Students with injuries of all types will come to yoga. It’s important that they understand that you are not a diagnostician and that yoga is not a cure for injury. The best strategy is to remind students to stay within their own limits of movement, take rest when they need to and not push to “achieve” what anyone else is doing. Remind injured students that yoga is a practice of patience and that recovery from injury requires a similar level of patience.
After that disclaimer, explain how yoga is useful for injury treatment and prevention.
The yoga mat is a place to spend time
First, it offers a safe place for injured students to spend time. Injury will sideline a person from their regular activities. Whether “regular” is running 100 km a week or just being able to walk the dog for ten minutes, injury affects daily habits. Recovery and rehabilitation takes time. The yoga mat is somewhere injured students can spend time, be free from distraction and focus on mental and physical recovery. Changing lifestyle habits due to injury demands a lot of mental recovery as well as physical recovery. Yoga provides both.
Full range of motion for injuries
Second, yoga poses are designed to move the body through its full range of motion. Range of motion is different every day. A student recovering from a broken ankle can’t move the way he could before he got pins put in his ankle. Range of motion is subjective but the central yogic principle of linking breath with movement can accommodate any available range of motion. Keep in mind that many poses can be done lying down.

- **EXERCISE BRIEF**: Continue the passage on teaching yoga to injured students, starting after its last sentence.

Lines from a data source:

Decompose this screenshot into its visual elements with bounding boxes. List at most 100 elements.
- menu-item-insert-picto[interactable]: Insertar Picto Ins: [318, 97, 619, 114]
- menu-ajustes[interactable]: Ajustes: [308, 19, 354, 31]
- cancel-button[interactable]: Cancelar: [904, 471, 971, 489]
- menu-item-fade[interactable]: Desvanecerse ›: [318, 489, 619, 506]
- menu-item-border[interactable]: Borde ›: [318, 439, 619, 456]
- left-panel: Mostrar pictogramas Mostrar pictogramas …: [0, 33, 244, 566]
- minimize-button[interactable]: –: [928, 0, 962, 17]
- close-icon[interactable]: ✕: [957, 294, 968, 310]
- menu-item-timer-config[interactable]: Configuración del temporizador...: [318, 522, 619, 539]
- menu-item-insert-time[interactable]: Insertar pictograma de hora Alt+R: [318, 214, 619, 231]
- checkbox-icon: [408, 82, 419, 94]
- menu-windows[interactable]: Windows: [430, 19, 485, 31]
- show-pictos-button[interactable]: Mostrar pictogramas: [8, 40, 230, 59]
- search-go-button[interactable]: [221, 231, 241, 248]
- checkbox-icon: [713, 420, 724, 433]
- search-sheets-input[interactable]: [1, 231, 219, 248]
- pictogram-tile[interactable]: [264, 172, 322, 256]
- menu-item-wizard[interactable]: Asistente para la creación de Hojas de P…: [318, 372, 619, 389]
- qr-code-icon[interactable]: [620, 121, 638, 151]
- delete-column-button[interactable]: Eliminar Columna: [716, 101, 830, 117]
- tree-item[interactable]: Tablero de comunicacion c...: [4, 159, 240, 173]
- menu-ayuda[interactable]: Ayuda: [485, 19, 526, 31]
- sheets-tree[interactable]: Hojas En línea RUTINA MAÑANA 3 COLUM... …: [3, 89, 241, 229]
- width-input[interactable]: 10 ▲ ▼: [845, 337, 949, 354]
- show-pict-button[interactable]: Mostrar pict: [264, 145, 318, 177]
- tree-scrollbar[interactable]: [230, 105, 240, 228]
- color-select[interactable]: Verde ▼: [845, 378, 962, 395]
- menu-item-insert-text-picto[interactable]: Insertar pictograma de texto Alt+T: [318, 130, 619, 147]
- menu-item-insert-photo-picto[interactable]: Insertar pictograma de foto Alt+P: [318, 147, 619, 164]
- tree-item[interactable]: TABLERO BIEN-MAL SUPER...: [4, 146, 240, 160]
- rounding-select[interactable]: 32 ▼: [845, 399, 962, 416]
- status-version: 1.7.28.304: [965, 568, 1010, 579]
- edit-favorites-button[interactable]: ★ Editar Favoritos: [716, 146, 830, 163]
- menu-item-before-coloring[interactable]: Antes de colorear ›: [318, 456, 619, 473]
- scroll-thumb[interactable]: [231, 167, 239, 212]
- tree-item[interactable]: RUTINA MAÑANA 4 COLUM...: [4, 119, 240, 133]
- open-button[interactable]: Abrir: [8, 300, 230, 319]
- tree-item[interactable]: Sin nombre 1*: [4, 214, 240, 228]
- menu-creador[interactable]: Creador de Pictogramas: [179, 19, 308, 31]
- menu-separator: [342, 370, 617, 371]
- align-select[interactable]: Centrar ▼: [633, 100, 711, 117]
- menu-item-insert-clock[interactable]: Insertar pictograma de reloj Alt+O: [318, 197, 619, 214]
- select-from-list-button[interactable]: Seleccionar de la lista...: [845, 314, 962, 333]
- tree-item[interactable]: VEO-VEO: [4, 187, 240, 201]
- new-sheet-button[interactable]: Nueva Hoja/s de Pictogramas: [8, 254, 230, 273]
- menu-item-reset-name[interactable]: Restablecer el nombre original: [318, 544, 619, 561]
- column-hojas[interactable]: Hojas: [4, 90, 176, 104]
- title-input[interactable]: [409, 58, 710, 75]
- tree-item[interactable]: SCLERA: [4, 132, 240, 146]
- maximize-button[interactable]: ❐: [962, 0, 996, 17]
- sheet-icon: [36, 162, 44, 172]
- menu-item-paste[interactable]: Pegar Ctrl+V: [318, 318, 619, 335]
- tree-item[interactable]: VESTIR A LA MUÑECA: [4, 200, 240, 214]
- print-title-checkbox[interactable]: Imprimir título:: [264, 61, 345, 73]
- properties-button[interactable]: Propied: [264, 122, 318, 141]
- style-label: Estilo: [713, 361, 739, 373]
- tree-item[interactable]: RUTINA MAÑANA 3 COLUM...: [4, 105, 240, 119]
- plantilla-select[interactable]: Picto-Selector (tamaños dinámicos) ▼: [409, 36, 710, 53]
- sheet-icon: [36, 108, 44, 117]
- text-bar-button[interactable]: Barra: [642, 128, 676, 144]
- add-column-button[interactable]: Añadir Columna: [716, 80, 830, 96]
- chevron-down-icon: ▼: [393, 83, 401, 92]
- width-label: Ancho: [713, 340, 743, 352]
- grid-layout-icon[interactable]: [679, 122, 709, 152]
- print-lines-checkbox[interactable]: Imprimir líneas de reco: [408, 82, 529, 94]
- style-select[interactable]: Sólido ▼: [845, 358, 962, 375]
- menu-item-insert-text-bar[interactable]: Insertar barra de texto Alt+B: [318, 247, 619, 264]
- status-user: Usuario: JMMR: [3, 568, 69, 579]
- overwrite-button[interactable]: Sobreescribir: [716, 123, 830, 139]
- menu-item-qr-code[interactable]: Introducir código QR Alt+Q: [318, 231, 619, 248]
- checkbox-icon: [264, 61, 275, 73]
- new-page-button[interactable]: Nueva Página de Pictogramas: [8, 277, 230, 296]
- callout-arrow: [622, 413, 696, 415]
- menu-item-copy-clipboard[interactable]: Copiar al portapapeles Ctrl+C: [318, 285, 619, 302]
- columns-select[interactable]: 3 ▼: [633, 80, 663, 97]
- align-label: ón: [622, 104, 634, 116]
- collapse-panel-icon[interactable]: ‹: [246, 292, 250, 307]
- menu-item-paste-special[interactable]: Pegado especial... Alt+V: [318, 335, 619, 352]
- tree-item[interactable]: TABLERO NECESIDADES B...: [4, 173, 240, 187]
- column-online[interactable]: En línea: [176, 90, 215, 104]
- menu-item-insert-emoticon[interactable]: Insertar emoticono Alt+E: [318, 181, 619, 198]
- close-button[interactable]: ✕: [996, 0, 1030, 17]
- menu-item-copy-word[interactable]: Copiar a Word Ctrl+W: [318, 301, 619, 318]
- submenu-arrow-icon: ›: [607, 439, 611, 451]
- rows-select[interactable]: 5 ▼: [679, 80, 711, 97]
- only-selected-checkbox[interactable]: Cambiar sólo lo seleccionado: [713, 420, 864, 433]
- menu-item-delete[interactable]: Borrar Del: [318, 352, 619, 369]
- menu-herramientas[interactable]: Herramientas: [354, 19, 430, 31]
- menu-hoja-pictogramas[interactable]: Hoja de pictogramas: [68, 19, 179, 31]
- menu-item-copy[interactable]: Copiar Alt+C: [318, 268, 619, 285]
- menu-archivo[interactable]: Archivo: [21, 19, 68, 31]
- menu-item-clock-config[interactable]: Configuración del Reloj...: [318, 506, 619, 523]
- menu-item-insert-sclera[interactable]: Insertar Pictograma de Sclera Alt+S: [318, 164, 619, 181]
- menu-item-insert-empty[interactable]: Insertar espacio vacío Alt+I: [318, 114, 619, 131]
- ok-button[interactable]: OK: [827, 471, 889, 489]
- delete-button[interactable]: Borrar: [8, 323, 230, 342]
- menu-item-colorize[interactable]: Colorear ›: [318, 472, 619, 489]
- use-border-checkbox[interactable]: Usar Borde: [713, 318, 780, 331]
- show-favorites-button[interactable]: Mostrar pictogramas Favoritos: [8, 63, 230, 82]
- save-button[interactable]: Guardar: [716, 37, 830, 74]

- **EXERCISE RESPONSE**:
Yoga is a venue for self-care
Finally, yoga is a venue for self-care. Injured students spend a lot of time dealing with medical care and passively allowing their friends and family to help with basic chores. Yoga is a place where they can regain a sense of autonomy. The medical system tends to be highly prescriptive and also very busy. Physicians see injuries every day and patients feel they aren’t getting adequate attention. Yoga provides a platform for students to manage their own healing process.
When teaching injured students, don’t take it personally if they aren’t participating in the poses you suggest. They have made it to their mat and sometimes all they can do is lie flat on their back. Do continue to instruct the sequence that you have planned. The power of suggestion is a first step towards rehabilitating an injury.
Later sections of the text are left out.